▼

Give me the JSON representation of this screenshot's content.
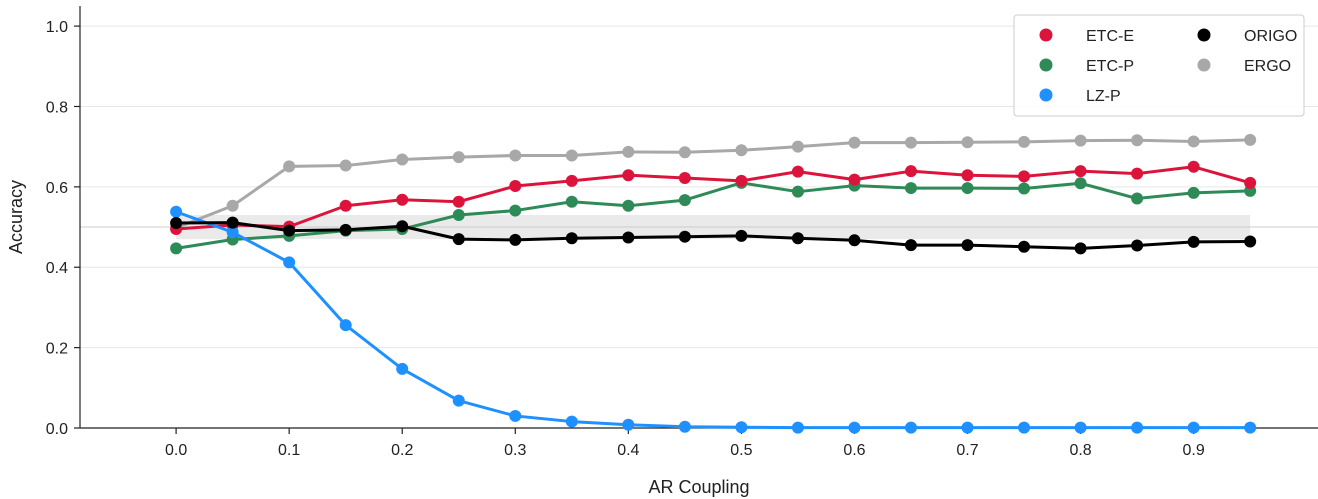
{
  "chart_data": {
    "type": "line",
    "xlabel": "AR Coupling",
    "ylabel": "Accuracy",
    "xlim": [
      -0.085,
      1.01
    ],
    "ylim": [
      0.0,
      1.05
    ],
    "xticks": [
      0.0,
      0.1,
      0.2,
      0.3,
      0.4,
      0.5,
      0.6,
      0.7,
      0.8,
      0.9
    ],
    "xtick_labels": [
      "0.0",
      "0.1",
      "0.2",
      "0.3",
      "0.4",
      "0.5",
      "0.6",
      "0.7",
      "0.8",
      "0.9"
    ],
    "yticks": [
      0.0,
      0.2,
      0.4,
      0.6,
      0.8,
      1.0
    ],
    "ytick_labels": [
      "0.0",
      "0.2",
      "0.4",
      "0.6",
      "0.8",
      "1.0"
    ],
    "grid": "horizontal",
    "legend_position": "top-right",
    "reference_line": 0.5,
    "confidence_band": [
      0.47,
      0.53
    ],
    "x": [
      0.0,
      0.05,
      0.1,
      0.15,
      0.2,
      0.25,
      0.3,
      0.35,
      0.4,
      0.45,
      0.5,
      0.55,
      0.6,
      0.65,
      0.7,
      0.75,
      0.8,
      0.85,
      0.9,
      0.95
    ],
    "series": [
      {
        "name": "ERGO",
        "color": "#a8a8a8",
        "values": [
          0.498,
          0.553,
          0.651,
          0.653,
          0.668,
          0.674,
          0.678,
          0.678,
          0.687,
          0.686,
          0.691,
          0.7,
          0.71,
          0.71,
          0.711,
          0.712,
          0.715,
          0.716,
          0.713,
          0.717
        ]
      },
      {
        "name": "ETC-P",
        "color": "#2e8b57",
        "values": [
          0.447,
          0.469,
          0.478,
          0.491,
          0.495,
          0.53,
          0.541,
          0.563,
          0.553,
          0.567,
          0.61,
          0.588,
          0.603,
          0.597,
          0.597,
          0.596,
          0.609,
          0.571,
          0.585,
          0.59
        ]
      },
      {
        "name": "ETC-E",
        "color": "#dc143c",
        "values": [
          0.495,
          0.505,
          0.501,
          0.553,
          0.568,
          0.563,
          0.602,
          0.615,
          0.629,
          0.622,
          0.615,
          0.638,
          0.618,
          0.639,
          0.629,
          0.626,
          0.639,
          0.633,
          0.65,
          0.61
        ]
      },
      {
        "name": "LZ-P",
        "color": "#1e90ff",
        "values": [
          0.538,
          0.487,
          0.412,
          0.256,
          0.147,
          0.068,
          0.03,
          0.016,
          0.008,
          0.003,
          0.002,
          0.001,
          0.001,
          0.001,
          0.001,
          0.001,
          0.001,
          0.001,
          0.001,
          0.001
        ]
      },
      {
        "name": "ORIGO",
        "color": "#000000",
        "values": [
          0.51,
          0.511,
          0.491,
          0.493,
          0.502,
          0.47,
          0.468,
          0.472,
          0.474,
          0.476,
          0.478,
          0.472,
          0.467,
          0.455,
          0.455,
          0.451,
          0.447,
          0.454,
          0.463,
          0.464
        ]
      }
    ],
    "legend": {
      "col1": [
        "ETC-E",
        "ETC-P",
        "LZ-P"
      ],
      "col2": [
        "ORIGO",
        "ERGO"
      ]
    }
  }
}
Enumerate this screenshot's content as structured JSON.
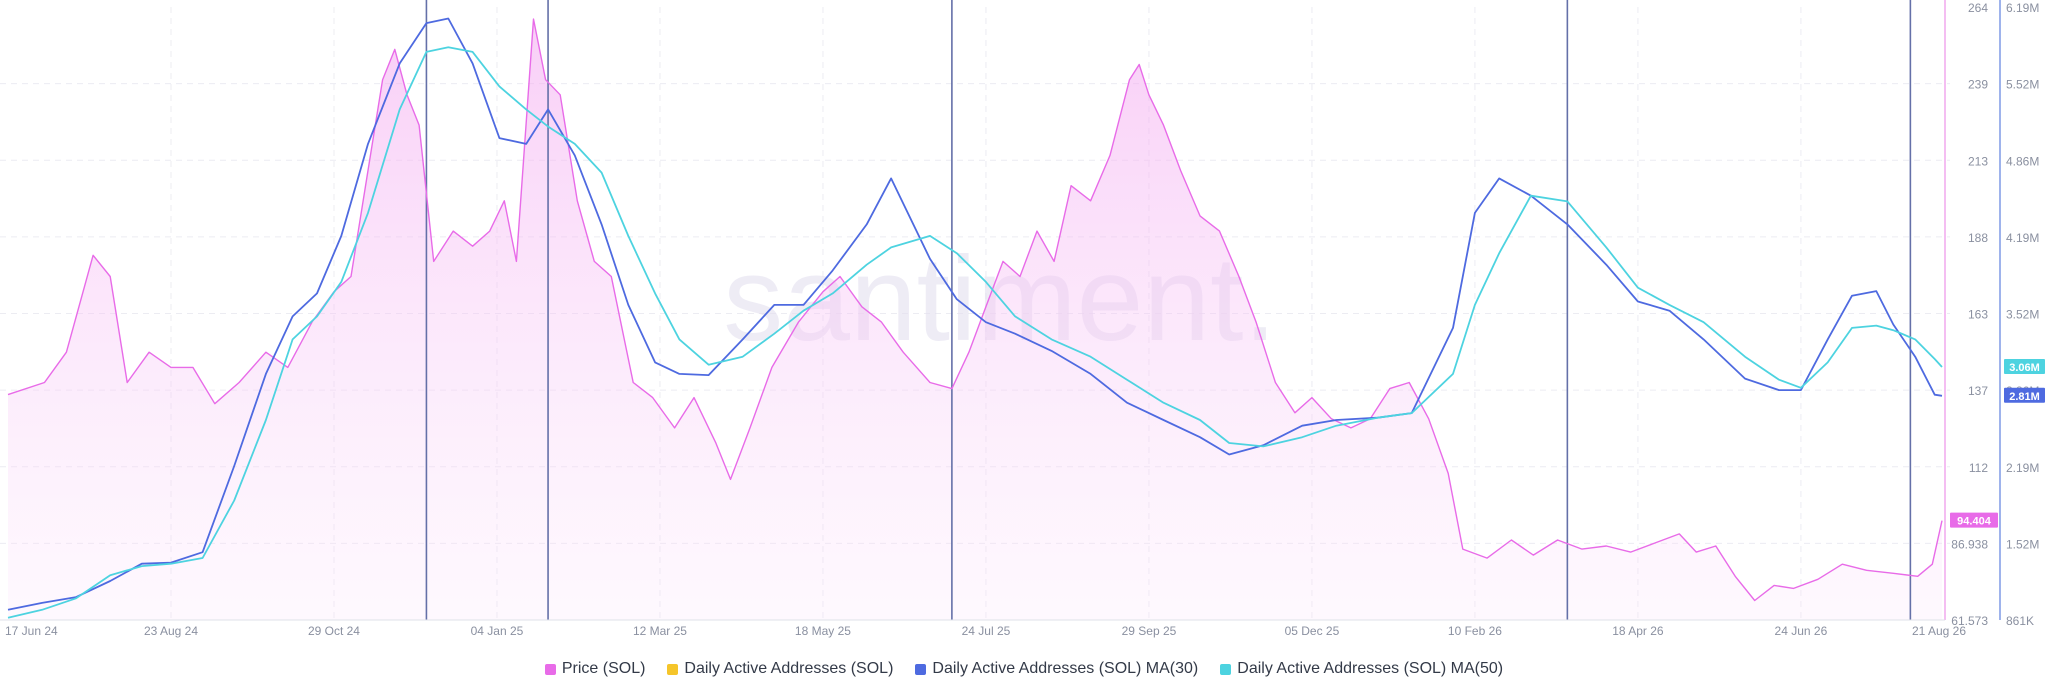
{
  "chart_data": {
    "type": "line",
    "watermark": "santiment.",
    "x_ticks": [
      "17 Jun 24",
      "23 Aug 24",
      "29 Oct 24",
      "04 Jan 25",
      "12 Mar 25",
      "18 May 25",
      "24 Jul 25",
      "29 Sep 25",
      "05 Dec 25",
      "10 Feb 26",
      "18 Apr 26",
      "24 Jun 26",
      "21 Aug 26"
    ],
    "y_left": {
      "ticks": [
        "264",
        "239",
        "213",
        "188",
        "163",
        "137",
        "112",
        "86.938",
        "61.573"
      ],
      "range": [
        61.573,
        264
      ]
    },
    "y_right": {
      "ticks": [
        "6.19M",
        "5.52M",
        "4.86M",
        "4.19M",
        "3.52M",
        "2.86M",
        "2.19M",
        "1.52M",
        "861K"
      ],
      "range": [
        861000,
        6190000
      ]
    },
    "current_labels": {
      "price": "94.404",
      "ma50": "3.06M",
      "ma30": "2.81M"
    },
    "event_lines": [
      "06 Dec 24",
      "25 Jan 25",
      "10 Jul 25",
      "20 Mar 26",
      "08 Aug 26"
    ],
    "series": [
      {
        "name": "Price (SOL)",
        "axis": "left",
        "color": "#e86be8",
        "points": [
          [
            "17 Jun 24",
            136
          ],
          [
            "02 Jul 24",
            140
          ],
          [
            "11 Jul 24",
            150
          ],
          [
            "22 Jul 24",
            182
          ],
          [
            "29 Jul 24",
            175
          ],
          [
            "05 Aug 24",
            140
          ],
          [
            "14 Aug 24",
            150
          ],
          [
            "23 Aug 24",
            145
          ],
          [
            "01 Sep 24",
            145
          ],
          [
            "10 Sep 24",
            133
          ],
          [
            "20 Sep 24",
            140
          ],
          [
            "01 Oct 24",
            150
          ],
          [
            "10 Oct 24",
            145
          ],
          [
            "20 Oct 24",
            160
          ],
          [
            "29 Oct 24",
            170
          ],
          [
            "05 Nov 24",
            175
          ],
          [
            "12 Nov 24",
            210
          ],
          [
            "18 Nov 24",
            240
          ],
          [
            "23 Nov 24",
            250
          ],
          [
            "28 Nov 24",
            235
          ],
          [
            "03 Dec 24",
            225
          ],
          [
            "09 Dec 24",
            180
          ],
          [
            "17 Dec 24",
            190
          ],
          [
            "25 Dec 24",
            185
          ],
          [
            "01 Jan 25",
            190
          ],
          [
            "07 Jan 25",
            200
          ],
          [
            "12 Jan 25",
            180
          ],
          [
            "19 Jan 25",
            260
          ],
          [
            "24 Jan 25",
            240
          ],
          [
            "30 Jan 25",
            235
          ],
          [
            "06 Feb 25",
            200
          ],
          [
            "13 Feb 25",
            180
          ],
          [
            "20 Feb 25",
            175
          ],
          [
            "01 Mar 25",
            140
          ],
          [
            "09 Mar 25",
            135
          ],
          [
            "18 Mar 25",
            125
          ],
          [
            "26 Mar 25",
            135
          ],
          [
            "04 Apr 25",
            120
          ],
          [
            "10 Apr 25",
            108
          ],
          [
            "18 Apr 25",
            125
          ],
          [
            "27 Apr 25",
            145
          ],
          [
            "08 May 25",
            160
          ],
          [
            "18 May 25",
            170
          ],
          [
            "25 May 25",
            175
          ],
          [
            "03 Jun 25",
            165
          ],
          [
            "11 Jun 25",
            160
          ],
          [
            "20 Jun 25",
            150
          ],
          [
            "01 Jul 25",
            140
          ],
          [
            "10 Jul 25",
            138
          ],
          [
            "17 Jul 25",
            150
          ],
          [
            "24 Jul 25",
            165
          ],
          [
            "31 Jul 25",
            180
          ],
          [
            "07 Aug 25",
            175
          ],
          [
            "14 Aug 25",
            190
          ],
          [
            "21 Aug 25",
            180
          ],
          [
            "28 Aug 25",
            205
          ],
          [
            "05 Sep 25",
            200
          ],
          [
            "13 Sep 25",
            215
          ],
          [
            "21 Sep 25",
            240
          ],
          [
            "25 Sep 25",
            245
          ],
          [
            "29 Sep 25",
            235
          ],
          [
            "05 Oct 25",
            225
          ],
          [
            "12 Oct 25",
            210
          ],
          [
            "20 Oct 25",
            195
          ],
          [
            "28 Oct 25",
            190
          ],
          [
            "05 Nov 25",
            175
          ],
          [
            "12 Nov 25",
            160
          ],
          [
            "20 Nov 25",
            140
          ],
          [
            "28 Nov 25",
            130
          ],
          [
            "05 Dec 25",
            135
          ],
          [
            "13 Dec 25",
            128
          ],
          [
            "21 Dec 25",
            125
          ],
          [
            "29 Dec 25",
            128
          ],
          [
            "06 Jan 26",
            138
          ],
          [
            "14 Jan 26",
            140
          ],
          [
            "22 Jan 26",
            128
          ],
          [
            "30 Jan 26",
            110
          ],
          [
            "05 Feb 26",
            85
          ],
          [
            "15 Feb 26",
            82
          ],
          [
            "25 Feb 26",
            88
          ],
          [
            "06 Mar 26",
            83
          ],
          [
            "16 Mar 26",
            88
          ],
          [
            "26 Mar 26",
            85
          ],
          [
            "05 Apr 26",
            86
          ],
          [
            "15 Apr 26",
            84
          ],
          [
            "25 Apr 26",
            87
          ],
          [
            "05 May 26",
            90
          ],
          [
            "12 May 26",
            84
          ],
          [
            "20 May 26",
            86
          ],
          [
            "28 May 26",
            76
          ],
          [
            "05 Jun 26",
            68
          ],
          [
            "13 Jun 26",
            73
          ],
          [
            "21 Jun 26",
            72
          ],
          [
            "01 Jul 26",
            75
          ],
          [
            "11 Jul 26",
            80
          ],
          [
            "21 Jul 26",
            78
          ],
          [
            "01 Aug 26",
            77
          ],
          [
            "11 Aug 26",
            76
          ],
          [
            "17 Aug 26",
            80
          ],
          [
            "21 Aug 26",
            94.404
          ]
        ]
      },
      {
        "name": "Daily Active Addresses (SOL)",
        "axis": "right",
        "color": "#f5c52a",
        "points": []
      },
      {
        "name": "Daily Active Addresses (SOL) MA(30)",
        "axis": "right",
        "color": "#4e6ae0",
        "points": [
          [
            "17 Jun 24",
            950000
          ],
          [
            "01 Jul 24",
            1010000
          ],
          [
            "15 Jul 24",
            1060000
          ],
          [
            "29 Jul 24",
            1200000
          ],
          [
            "11 Aug 24",
            1350000
          ],
          [
            "23 Aug 24",
            1360000
          ],
          [
            "05 Sep 24",
            1450000
          ],
          [
            "18 Sep 24",
            2200000
          ],
          [
            "01 Oct 24",
            3000000
          ],
          [
            "12 Oct 24",
            3500000
          ],
          [
            "22 Oct 24",
            3700000
          ],
          [
            "01 Nov 24",
            4200000
          ],
          [
            "12 Nov 24",
            5000000
          ],
          [
            "25 Nov 24",
            5700000
          ],
          [
            "06 Dec 24",
            6050000
          ],
          [
            "15 Dec 24",
            6090000
          ],
          [
            "25 Dec 24",
            5700000
          ],
          [
            "05 Jan 25",
            5050000
          ],
          [
            "16 Jan 25",
            5000000
          ],
          [
            "25 Jan 25",
            5300000
          ],
          [
            "05 Feb 25",
            4900000
          ],
          [
            "16 Feb 25",
            4300000
          ],
          [
            "27 Feb 25",
            3600000
          ],
          [
            "10 Mar 25",
            3100000
          ],
          [
            "20 Mar 25",
            3000000
          ],
          [
            "01 Apr 25",
            2990000
          ],
          [
            "15 Apr 25",
            3300000
          ],
          [
            "28 Apr 25",
            3600000
          ],
          [
            "10 May 25",
            3600000
          ],
          [
            "22 May 25",
            3900000
          ],
          [
            "05 Jun 25",
            4300000
          ],
          [
            "15 Jun 25",
            4700000
          ],
          [
            "01 Jul 25",
            4000000
          ],
          [
            "12 Jul 25",
            3650000
          ],
          [
            "24 Jul 25",
            3450000
          ],
          [
            "05 Aug 25",
            3350000
          ],
          [
            "20 Aug 25",
            3200000
          ],
          [
            "05 Sep 25",
            3000000
          ],
          [
            "20 Sep 25",
            2750000
          ],
          [
            "05 Oct 25",
            2600000
          ],
          [
            "20 Oct 25",
            2450000
          ],
          [
            "01 Nov 25",
            2300000
          ],
          [
            "15 Nov 25",
            2380000
          ],
          [
            "01 Dec 25",
            2550000
          ],
          [
            "15 Dec 25",
            2600000
          ],
          [
            "01 Jan 26",
            2620000
          ],
          [
            "15 Jan 26",
            2660000
          ],
          [
            "01 Feb 26",
            3400000
          ],
          [
            "10 Feb 26",
            4400000
          ],
          [
            "20 Feb 26",
            4700000
          ],
          [
            "05 Mar 26",
            4550000
          ],
          [
            "20 Mar 26",
            4300000
          ],
          [
            "05 Apr 26",
            3950000
          ],
          [
            "18 Apr 26",
            3630000
          ],
          [
            "01 May 26",
            3550000
          ],
          [
            "15 May 26",
            3300000
          ],
          [
            "01 Jun 26",
            2960000
          ],
          [
            "15 Jun 26",
            2860000
          ],
          [
            "24 Jun 26",
            2860000
          ],
          [
            "05 Jul 26",
            3300000
          ],
          [
            "15 Jul 26",
            3680000
          ],
          [
            "25 Jul 26",
            3720000
          ],
          [
            "01 Aug 26",
            3430000
          ],
          [
            "10 Aug 26",
            3150000
          ],
          [
            "18 Aug 26",
            2820000
          ],
          [
            "21 Aug 26",
            2810000
          ]
        ]
      },
      {
        "name": "Daily Active Addresses (SOL) MA(50)",
        "axis": "right",
        "color": "#4dd3e0",
        "points": [
          [
            "17 Jun 24",
            880000
          ],
          [
            "01 Jul 24",
            950000
          ],
          [
            "15 Jul 24",
            1050000
          ],
          [
            "29 Jul 24",
            1250000
          ],
          [
            "11 Aug 24",
            1330000
          ],
          [
            "23 Aug 24",
            1350000
          ],
          [
            "05 Sep 24",
            1400000
          ],
          [
            "18 Sep 24",
            1900000
          ],
          [
            "01 Oct 24",
            2600000
          ],
          [
            "12 Oct 24",
            3300000
          ],
          [
            "22 Oct 24",
            3500000
          ],
          [
            "01 Nov 24",
            3800000
          ],
          [
            "12 Nov 24",
            4400000
          ],
          [
            "25 Nov 24",
            5300000
          ],
          [
            "06 Dec 24",
            5800000
          ],
          [
            "15 Dec 24",
            5840000
          ],
          [
            "25 Dec 24",
            5800000
          ],
          [
            "05 Jan 25",
            5500000
          ],
          [
            "16 Jan 25",
            5300000
          ],
          [
            "25 Jan 25",
            5150000
          ],
          [
            "05 Feb 25",
            5000000
          ],
          [
            "16 Feb 25",
            4750000
          ],
          [
            "27 Feb 25",
            4200000
          ],
          [
            "10 Mar 25",
            3700000
          ],
          [
            "20 Mar 25",
            3300000
          ],
          [
            "01 Apr 25",
            3080000
          ],
          [
            "15 Apr 25",
            3150000
          ],
          [
            "28 Apr 25",
            3350000
          ],
          [
            "10 May 25",
            3550000
          ],
          [
            "22 May 25",
            3700000
          ],
          [
            "05 Jun 25",
            3950000
          ],
          [
            "15 Jun 25",
            4100000
          ],
          [
            "01 Jul 25",
            4200000
          ],
          [
            "12 Jul 25",
            4050000
          ],
          [
            "24 Jul 25",
            3800000
          ],
          [
            "05 Aug 25",
            3500000
          ],
          [
            "20 Aug 25",
            3300000
          ],
          [
            "05 Sep 25",
            3150000
          ],
          [
            "20 Sep 25",
            2950000
          ],
          [
            "05 Oct 25",
            2750000
          ],
          [
            "20 Oct 25",
            2600000
          ],
          [
            "01 Nov 25",
            2400000
          ],
          [
            "15 Nov 25",
            2370000
          ],
          [
            "01 Dec 25",
            2450000
          ],
          [
            "15 Dec 25",
            2550000
          ],
          [
            "01 Jan 26",
            2620000
          ],
          [
            "15 Jan 26",
            2660000
          ],
          [
            "01 Feb 26",
            3000000
          ],
          [
            "10 Feb 26",
            3600000
          ],
          [
            "20 Feb 26",
            4050000
          ],
          [
            "05 Mar 26",
            4550000
          ],
          [
            "20 Mar 26",
            4500000
          ],
          [
            "05 Apr 26",
            4100000
          ],
          [
            "18 Apr 26",
            3750000
          ],
          [
            "01 May 26",
            3600000
          ],
          [
            "15 May 26",
            3450000
          ],
          [
            "01 Jun 26",
            3150000
          ],
          [
            "15 Jun 26",
            2950000
          ],
          [
            "24 Jun 26",
            2880000
          ],
          [
            "05 Jul 26",
            3100000
          ],
          [
            "15 Jul 26",
            3400000
          ],
          [
            "25 Jul 26",
            3420000
          ],
          [
            "01 Aug 26",
            3380000
          ],
          [
            "10 Aug 26",
            3300000
          ],
          [
            "18 Aug 26",
            3130000
          ],
          [
            "21 Aug 26",
            3060000
          ]
        ]
      }
    ],
    "legend": {
      "placement": "bottom-center",
      "items": [
        {
          "label": "Price (SOL)",
          "color": "#e86be8"
        },
        {
          "label": "Daily Active Addresses (SOL)",
          "color": "#f5c52a"
        },
        {
          "label": "Daily Active Addresses (SOL) MA(30)",
          "color": "#4e6ae0"
        },
        {
          "label": "Daily Active Addresses (SOL) MA(50)",
          "color": "#4dd3e0"
        }
      ]
    },
    "grid": true
  }
}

▲

» **What you need to do**:
Only the number is wanted: how many lines in the entries above contain the string "Daily"?

» **Result of the task**:
6